(Stored entries)
== == ==
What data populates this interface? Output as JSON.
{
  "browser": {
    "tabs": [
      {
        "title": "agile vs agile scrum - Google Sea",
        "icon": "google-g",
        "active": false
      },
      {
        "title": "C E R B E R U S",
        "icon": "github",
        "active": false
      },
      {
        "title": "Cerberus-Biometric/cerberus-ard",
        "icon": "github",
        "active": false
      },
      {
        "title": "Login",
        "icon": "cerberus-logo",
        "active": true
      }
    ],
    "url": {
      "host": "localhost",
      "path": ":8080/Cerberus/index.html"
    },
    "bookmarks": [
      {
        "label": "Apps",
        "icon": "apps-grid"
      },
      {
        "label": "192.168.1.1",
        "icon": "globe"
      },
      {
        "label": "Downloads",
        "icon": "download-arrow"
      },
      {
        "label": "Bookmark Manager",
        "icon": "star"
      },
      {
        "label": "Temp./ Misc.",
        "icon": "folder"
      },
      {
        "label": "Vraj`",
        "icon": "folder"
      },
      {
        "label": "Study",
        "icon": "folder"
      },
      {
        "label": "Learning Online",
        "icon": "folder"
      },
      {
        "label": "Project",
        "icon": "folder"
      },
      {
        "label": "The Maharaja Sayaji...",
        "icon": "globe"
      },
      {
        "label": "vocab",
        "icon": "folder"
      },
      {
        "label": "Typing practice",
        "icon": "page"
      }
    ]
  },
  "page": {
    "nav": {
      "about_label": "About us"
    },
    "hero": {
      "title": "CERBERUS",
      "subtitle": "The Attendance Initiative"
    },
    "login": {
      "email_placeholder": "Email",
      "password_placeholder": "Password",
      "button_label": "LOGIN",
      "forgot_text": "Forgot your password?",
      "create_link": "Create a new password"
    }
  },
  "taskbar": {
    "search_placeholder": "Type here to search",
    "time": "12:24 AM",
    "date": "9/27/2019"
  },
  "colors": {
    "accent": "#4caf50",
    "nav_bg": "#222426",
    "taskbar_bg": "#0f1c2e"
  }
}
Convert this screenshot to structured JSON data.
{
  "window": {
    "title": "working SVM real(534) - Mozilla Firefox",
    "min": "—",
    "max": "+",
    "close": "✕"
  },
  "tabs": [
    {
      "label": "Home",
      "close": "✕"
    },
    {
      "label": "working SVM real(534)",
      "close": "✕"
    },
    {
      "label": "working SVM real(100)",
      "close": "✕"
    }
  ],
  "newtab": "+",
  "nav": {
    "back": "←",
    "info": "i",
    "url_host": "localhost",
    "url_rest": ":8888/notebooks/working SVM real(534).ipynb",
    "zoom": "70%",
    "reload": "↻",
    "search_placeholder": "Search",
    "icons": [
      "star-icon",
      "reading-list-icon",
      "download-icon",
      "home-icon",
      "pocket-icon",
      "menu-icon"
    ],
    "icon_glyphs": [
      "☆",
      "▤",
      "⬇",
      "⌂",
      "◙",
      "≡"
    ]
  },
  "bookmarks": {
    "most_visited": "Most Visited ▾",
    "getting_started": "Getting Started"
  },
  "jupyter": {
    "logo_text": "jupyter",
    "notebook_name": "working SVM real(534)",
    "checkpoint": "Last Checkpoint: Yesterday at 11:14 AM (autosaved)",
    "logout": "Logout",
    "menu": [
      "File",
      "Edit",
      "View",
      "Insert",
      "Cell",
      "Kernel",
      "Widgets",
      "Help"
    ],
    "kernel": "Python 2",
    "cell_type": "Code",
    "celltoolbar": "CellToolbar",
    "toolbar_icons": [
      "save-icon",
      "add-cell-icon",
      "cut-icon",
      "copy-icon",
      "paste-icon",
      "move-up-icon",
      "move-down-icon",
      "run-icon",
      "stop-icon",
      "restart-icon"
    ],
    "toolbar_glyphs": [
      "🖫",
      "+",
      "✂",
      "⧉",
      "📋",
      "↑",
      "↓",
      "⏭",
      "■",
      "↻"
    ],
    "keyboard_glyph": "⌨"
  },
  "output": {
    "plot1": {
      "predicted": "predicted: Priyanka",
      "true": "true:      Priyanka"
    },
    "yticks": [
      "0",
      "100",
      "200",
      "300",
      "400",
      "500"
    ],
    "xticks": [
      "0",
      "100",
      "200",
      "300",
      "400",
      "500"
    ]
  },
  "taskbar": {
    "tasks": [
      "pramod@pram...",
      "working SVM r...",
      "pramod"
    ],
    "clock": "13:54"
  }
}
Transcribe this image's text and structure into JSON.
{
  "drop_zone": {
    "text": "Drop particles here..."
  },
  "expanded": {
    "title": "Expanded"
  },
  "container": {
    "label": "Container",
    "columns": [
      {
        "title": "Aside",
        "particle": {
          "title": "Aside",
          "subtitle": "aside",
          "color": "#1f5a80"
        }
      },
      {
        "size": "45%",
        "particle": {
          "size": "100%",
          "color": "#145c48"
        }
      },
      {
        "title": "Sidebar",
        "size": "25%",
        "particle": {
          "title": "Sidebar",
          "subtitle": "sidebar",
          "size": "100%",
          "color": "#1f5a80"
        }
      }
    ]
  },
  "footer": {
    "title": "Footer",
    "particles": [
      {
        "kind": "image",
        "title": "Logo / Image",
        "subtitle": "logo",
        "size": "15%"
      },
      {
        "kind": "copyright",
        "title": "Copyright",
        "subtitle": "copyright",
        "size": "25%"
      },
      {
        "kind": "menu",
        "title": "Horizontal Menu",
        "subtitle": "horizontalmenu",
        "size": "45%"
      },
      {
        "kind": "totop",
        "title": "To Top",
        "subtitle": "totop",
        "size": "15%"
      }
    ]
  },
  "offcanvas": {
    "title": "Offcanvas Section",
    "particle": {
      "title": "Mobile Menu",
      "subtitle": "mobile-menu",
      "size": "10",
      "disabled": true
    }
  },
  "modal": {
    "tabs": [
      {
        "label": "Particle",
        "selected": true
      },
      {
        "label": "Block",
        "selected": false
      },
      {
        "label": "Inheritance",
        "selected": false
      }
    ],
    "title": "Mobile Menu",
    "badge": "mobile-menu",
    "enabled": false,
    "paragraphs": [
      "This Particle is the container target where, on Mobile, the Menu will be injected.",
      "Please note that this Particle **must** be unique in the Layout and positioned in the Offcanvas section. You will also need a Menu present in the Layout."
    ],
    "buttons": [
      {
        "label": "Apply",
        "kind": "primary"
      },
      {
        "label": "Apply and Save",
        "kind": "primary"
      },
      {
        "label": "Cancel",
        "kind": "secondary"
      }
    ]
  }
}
== == ==
● Stated goal
Copy every line from the records above that contains the word "data".

● Response to this exercise
What data populates this interface? Output as JSON.
Convert this screenshot to structured JSON data.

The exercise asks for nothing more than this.